— Data extract —
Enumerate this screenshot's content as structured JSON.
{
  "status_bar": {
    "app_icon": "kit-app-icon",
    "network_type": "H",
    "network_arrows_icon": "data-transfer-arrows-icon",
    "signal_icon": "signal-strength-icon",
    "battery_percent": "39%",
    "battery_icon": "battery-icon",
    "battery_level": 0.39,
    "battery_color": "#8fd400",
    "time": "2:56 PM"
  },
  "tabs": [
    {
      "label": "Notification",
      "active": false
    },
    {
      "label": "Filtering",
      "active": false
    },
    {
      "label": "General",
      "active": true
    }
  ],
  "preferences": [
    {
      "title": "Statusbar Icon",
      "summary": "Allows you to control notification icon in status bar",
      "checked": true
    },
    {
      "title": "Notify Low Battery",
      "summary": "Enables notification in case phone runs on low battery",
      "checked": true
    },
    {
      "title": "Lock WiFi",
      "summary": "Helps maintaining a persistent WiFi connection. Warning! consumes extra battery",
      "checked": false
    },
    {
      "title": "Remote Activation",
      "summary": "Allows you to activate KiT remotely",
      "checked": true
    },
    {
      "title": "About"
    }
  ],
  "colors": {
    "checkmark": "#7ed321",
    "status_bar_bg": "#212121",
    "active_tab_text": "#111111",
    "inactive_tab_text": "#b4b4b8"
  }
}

— Short exercise —
Reproduce the listing shown above in its entirety, exactly.

— Result of the task —
Enumerate this screenshot's content as structured JSON.
{
  "status_bar": {
    "app_icon": "kit-app-icon",
    "network_type": "H",
    "network_arrows_icon": "data-transfer-arrows-icon",
    "signal_icon": "signal-strength-icon",
    "battery_percent": "39%",
    "battery_icon": "battery-icon",
    "battery_level": 0.39,
    "battery_color": "#8fd400",
    "time": "2:56 PM"
  },
  "tabs": [
    {
      "label": "Notification",
      "active": false
    },
    {
      "label": "Filtering",
      "active": false
    },
    {
      "label": "General",
      "active": true
    }
  ],
  "preferences": [
    {
      "title": "Statusbar Icon",
      "summary": "Allows you to control notification icon in status bar",
      "checked": true
    },
    {
      "title": "Notify Low Battery",
      "summary": "Enables notification in case phone runs on low battery",
      "checked": true
    },
    {
      "title": "Lock WiFi",
      "summary": "Helps maintaining a persistent WiFi connection. Warning! consumes extra battery",
      "checked": false
    },
    {
      "title": "Remote Activation",
      "summary": "Allows you to activate KiT remotely",
      "checked": true
    },
    {
      "title": "About"
    }
  ],
  "colors": {
    "checkmark": "#7ed321",
    "status_bar_bg": "#212121",
    "active_tab_text": "#111111",
    "inactive_tab_text": "#b4b4b8"
  }
}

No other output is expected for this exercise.